**SET EXERCISE**
Extract the entries in their exact form.

==============================

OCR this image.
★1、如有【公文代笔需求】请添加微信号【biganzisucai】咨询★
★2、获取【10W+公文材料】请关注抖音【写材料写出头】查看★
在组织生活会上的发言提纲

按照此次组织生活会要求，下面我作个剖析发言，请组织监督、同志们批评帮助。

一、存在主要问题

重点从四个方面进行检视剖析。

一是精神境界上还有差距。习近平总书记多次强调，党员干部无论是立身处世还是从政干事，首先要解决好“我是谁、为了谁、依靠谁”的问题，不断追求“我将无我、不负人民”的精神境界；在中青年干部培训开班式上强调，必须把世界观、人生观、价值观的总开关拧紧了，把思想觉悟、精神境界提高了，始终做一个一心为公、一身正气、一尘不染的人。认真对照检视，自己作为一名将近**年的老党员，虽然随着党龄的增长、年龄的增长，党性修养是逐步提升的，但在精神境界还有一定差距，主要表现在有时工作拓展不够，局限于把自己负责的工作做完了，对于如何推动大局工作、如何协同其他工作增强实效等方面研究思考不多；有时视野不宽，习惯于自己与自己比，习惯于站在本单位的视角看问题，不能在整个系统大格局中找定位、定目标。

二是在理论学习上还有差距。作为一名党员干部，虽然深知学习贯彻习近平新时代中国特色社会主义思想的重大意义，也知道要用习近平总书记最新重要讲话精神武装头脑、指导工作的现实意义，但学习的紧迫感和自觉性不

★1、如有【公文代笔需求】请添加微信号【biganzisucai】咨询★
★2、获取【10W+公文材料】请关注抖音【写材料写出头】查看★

==============================

**EXPECTED OUTPUT**
OCR this image.
★1、如有【公文代笔需求】请添加微信号【biganzisucai】咨询★
★2、获取【10W+公文材料】请关注抖音【写材料写出头】查看★
在组织生活会上的发言提纲

按照此次组织生活会要求，下面我作个剖析发言，请组织监督、同志们批评帮助。

一、存在主要问题

重点从四个方面进行检视剖析。

一是精神境界上还有差距。习近平总书记多次强调，党员干部无论是立身处世还是从政干事，首先要解决好“我是谁、为了谁、依靠谁”的问题，不断追求“我将无我、不负人民”的精神境界；在中青年干部培训开班式上强调，必须把世界观、人生观、价值观的总开关拧紧了，把思想觉悟、精神境界提高了，始终做一个一心为公、一身正气、一尘不染的人。认真对照检视，自己作为一名将近**年的老党员，虽然随着党龄的增长、年龄的增长，党性修养是逐步提升的，但在精神境界还有一定差距，主要表现在有时工作拓展不够，局限于把自己负责的工作做完了，对于如何推动大局工作、如何协同其他工作增强实效等方面研究思考不多；有时视野不宽，习惯于自己与自己比，习惯于站在本单位的视角看问题，不能在整个系统大格局中找定位、定目标。

二是在理论学习上还有差距。作为一名党员干部，虽然深知学习贯彻习近平新时代中国特色社会主义思想的重大意义，也知道要用习近平总书记最新重要讲话精神武装头脑、指导工作的现实意义，但学习的紧迫感和自觉性不

★1、如有【公文代笔需求】请添加微信号【biganzisucai】咨询★
★2、获取【10W+公文材料】请关注抖音【写材料写出头】查看★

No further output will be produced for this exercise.